(Consigne) Reproduisez à l'identique, dans l'extrait de décision de justice, tout ce qui va de « Pour statuer ainsi, le » jusqu'à « à un euro . ».

Pour statuer ainsi, le juge-commissaire a tout d'abord dit que les justificatifs de délégation de pouvoir avaient été produits, ensuite que l'intégralité de la créance déclarée au titre de l'indemnité de résiliation revêtait la nature de clause pénale, qu'en effet cette clause avait pour objet de contraindre la société Ixio à exécuter le contrat jusqu'à son terme et d'évaluer forfaitairement et à l'avance le préjudice subi, qu'en vertu de l'article 1231-5 du code civil, il pouvait même d'office modérer ou augmenter la pénalité convenue si elle est manifestement excessive ou dérisoire, enfin que le caractère excessif de la pénalité devait s'apprécier au regard des circonstances, que la société Ixio était à jour du paiement des loyers, que le montant était disproportionné au regard du préjudice effectivement subi, qu'il y avait lieu en conséquence d'évaluer la pénalité à un euro .

Le 12 juin 2023, la société CM-CIC a interjeté appel de cette ordonnance.

Par conclusions déposées au greffe et notifiées par RPVA le 12 avril 2024 la société CM-CIC Leasing Solutions demande à la cour de la dire recevable et bien fondée en ses conclusions, débouter la société Ixio de toutes ses demandes, fins et prétentions, constater qu'aucune contestation ne s'oppose à l'admission des créances qu'elle a déclarées, constater qu'elle justifie pleinement de sa créance au passif de sa locataire défaillante, par conséquent, infirmer l'ordonnance qui a admis sa créance à titre chirographaire pour la somme de 1 euro et l'a rejetée pour un montant de 316.820,60 euros, statuant à nouveau, admettre sa créance au passif de la procédure collective de la société Ixio pour un montant total de 316.821,60 euros TTC décomposé comme suit :

- Loyers à échoir: 288.019,62 euros TTC

- Indemnité contractuelle 28.801,99 euros,

en tout état de cause, condamner solidairement la société Ixio, Me [P] et la SELAS MJS Partners, ès qualités de liquidateurs judiciaires de la société Ixio, à lui payer la somme de 5.000 euros en application de l'article 700 du code de procédure civile au titre des frais privilégiés de la procédure collective et condamner tout succombant aux entiers dépens dont distraction au profit de la SCP Grappotte- Benetreau en application de l'article 699 du code de procédure civile.

Par conclusions déposées au greffe de la cour et notifiées par RPVA le 30 avril 2024, la société Ixio et Maître [J] [P], agissant en qualité de liquidateur judiciaire de la société Ixio, demandent à la cour, vu l'article 1231-5 du code civil, à titre principal, de confirmer purement et simplement l'ordonnance du juge-commissaire en ce qu'elle a ordonné l'admission de la créance déclarée par CM CIC Leasing Solutions pour un montant de 1 euro et l'a rejetée pour le surplus, à titre subsidiaire, prononcer l'admission de la créance du CM CIC Leasing Solutions à hauteur du préjudice réel subi et justifié par elle, la rejeter pour le surplus, en tout état de cause, condamner CM-CIC Leasing Solutions à leur payer la somme de 7.000 euros sur le fondement de l'article 700 du code de procédure civile ainsi qu'aux enriers dépens de l'instance, dont distraction au profit de la SCP AFG Avocats en application de l'article 699 du code de procédure civile.

(Données recueillies)
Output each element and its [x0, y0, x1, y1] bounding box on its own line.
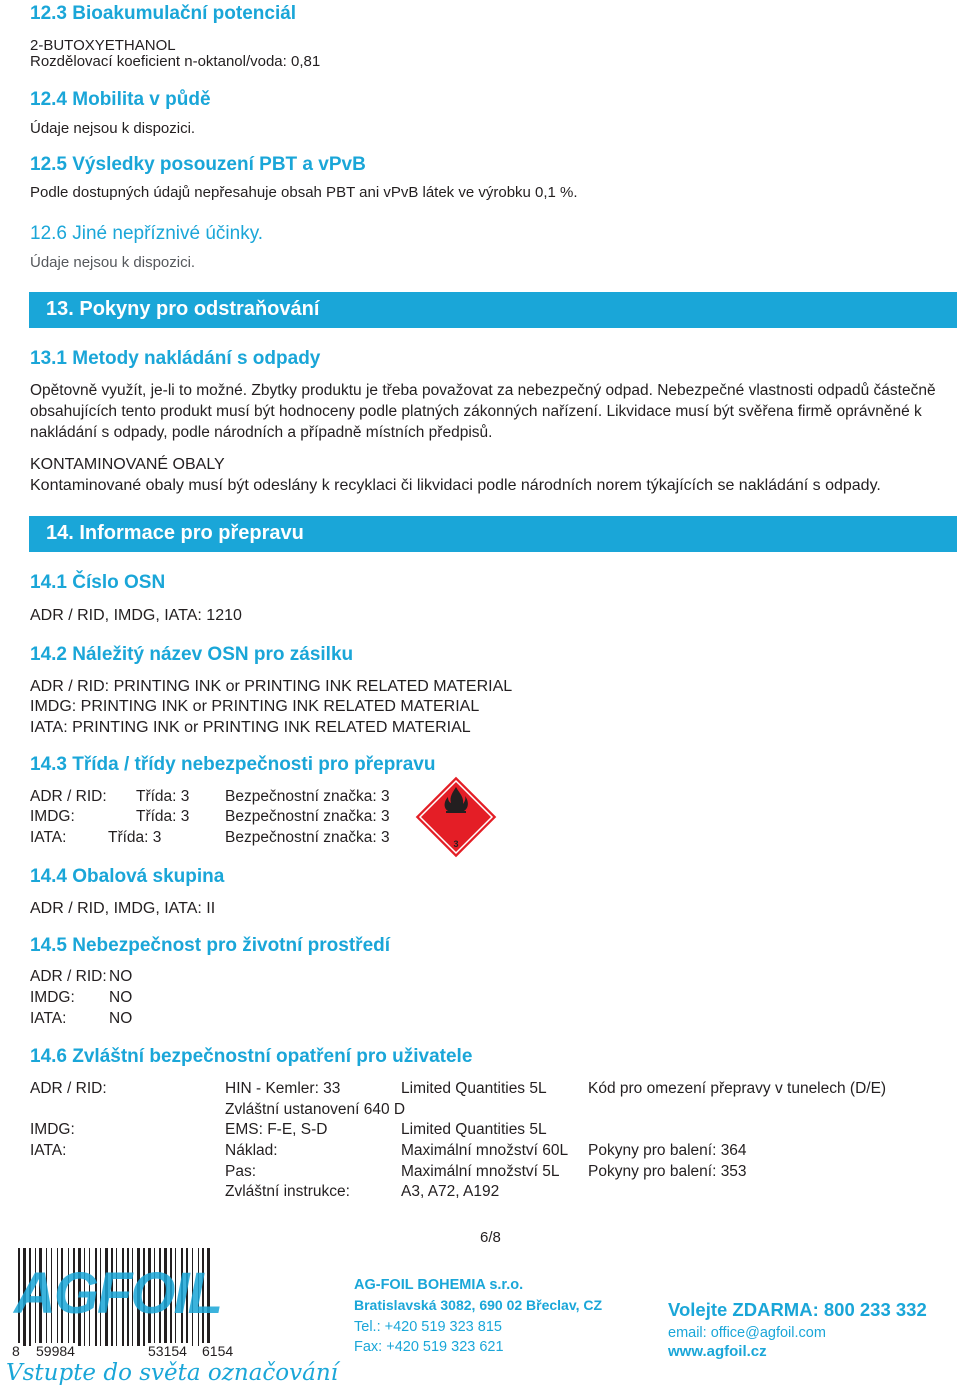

(Résultat ci-dessous)
Pour statuer ainsi, le juge-commissaire a tout d'abord dit que les justificatifs de délégation de pouvoir avaient été produits, ensuite que l'intégralité de la créance déclarée au titre de l'indemnité de résiliation revêtait la nature de clause pénale, qu'en effet cette clause avait pour objet de contraindre la société Ixio à exécuter le contrat jusqu'à son terme et d'évaluer forfaitairement et à l'avance le préjudice subi, qu'en vertu de l'article 1231-5 du code civil, il pouvait même d'office modérer ou augmenter la pénalité convenue si elle est manifestement excessive ou dérisoire, enfin que le caractère excessif de la pénalité devait s'apprécier au regard des circonstances, que la société Ixio était à jour du paiement des loyers, que le montant était disproportionné au regard du préjudice effectivement subi, qu'il y avait lieu en conséquence d'évaluer la pénalité à un euro .